*WHAT TO DO*
Write out the material again word for word, dropping any images it holds.

*DATA FOR THE TASK*
-- Start --
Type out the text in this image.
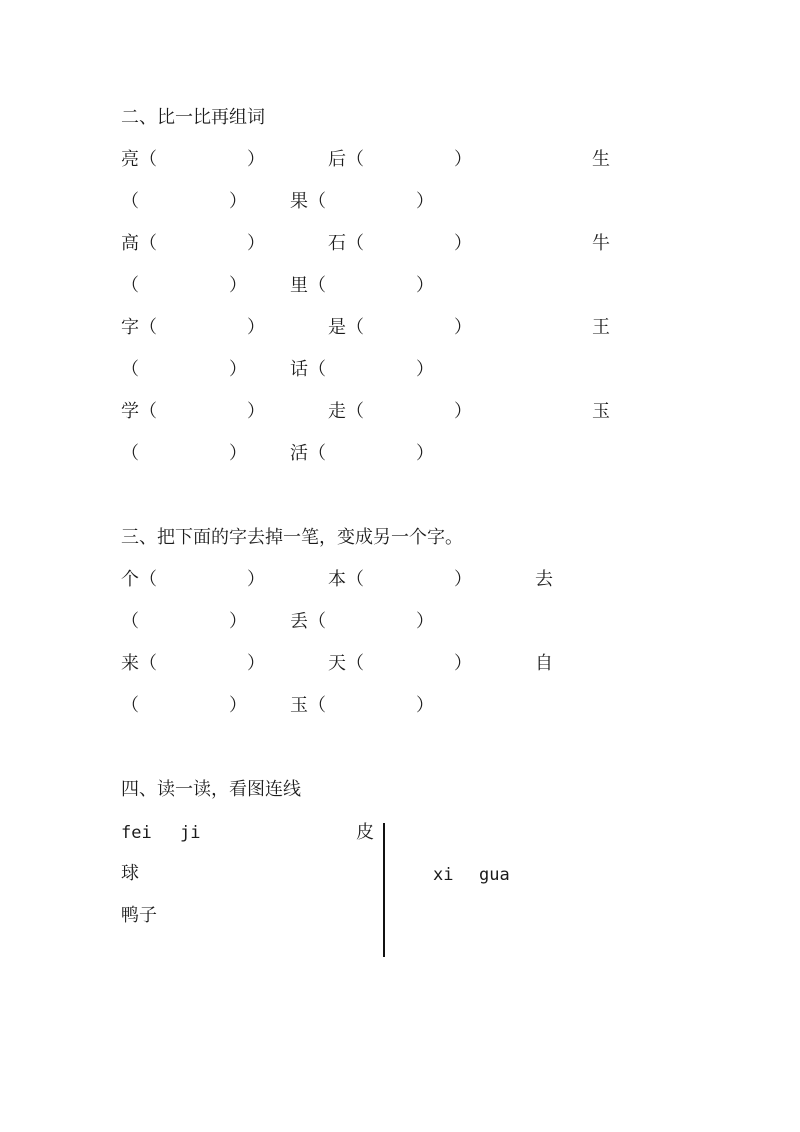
二、比一比再组词
亮（　　　　　）	后（　　　　　）	生
（　　　　　） 果（　　　　　）
高（　　　　　）	石（　　　　　）	牛
（　　　　　） 里（　　　　　）
字（　　　　　）	是（　　　　　）	王
（　　　　　） 话（　　　　　）
学（　　　　　）	走（　　　　　）	玉
（　　　　　） 活（　　　　　）
三、把下面的字去掉一笔，变成另一个字。
个（　　　　　）	本（　　　　　）	去
（　　　　　） 丢（　　　　　）
来（　　　　　）	天（　　　　　）	自
（　　　　　） 玉（　　　　　）
四、读一读，看图连线
fei ji	皮
球	xi gua
鸭子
-- End --
*OUTPUT BELOW*
Type out the text in this image.
二、比一比再组词
亮（　　　　　）	后（　　　　　）	生
（　　　　　） 果（　　　　　）
高（　　　　　）	石（　　　　　）	牛
（　　　　　） 里（　　　　　）
字（　　　　　）	是（　　　　　）	王
（　　　　　） 话（　　　　　）
学（　　　　　）	走（　　　　　）	玉
（　　　　　） 活（　　　　　）
三、把下面的字去掉一笔，变成另一个字。
个（　　　　　）	本（　　　　　）	去
（　　　　　） 丢（　　　　　）
来（　　　　　）	天（　　　　　）	自
（　　　　　） 玉（　　　　　）
四、读一读，看图连线
fei ji	皮
球	xi gua
鸭子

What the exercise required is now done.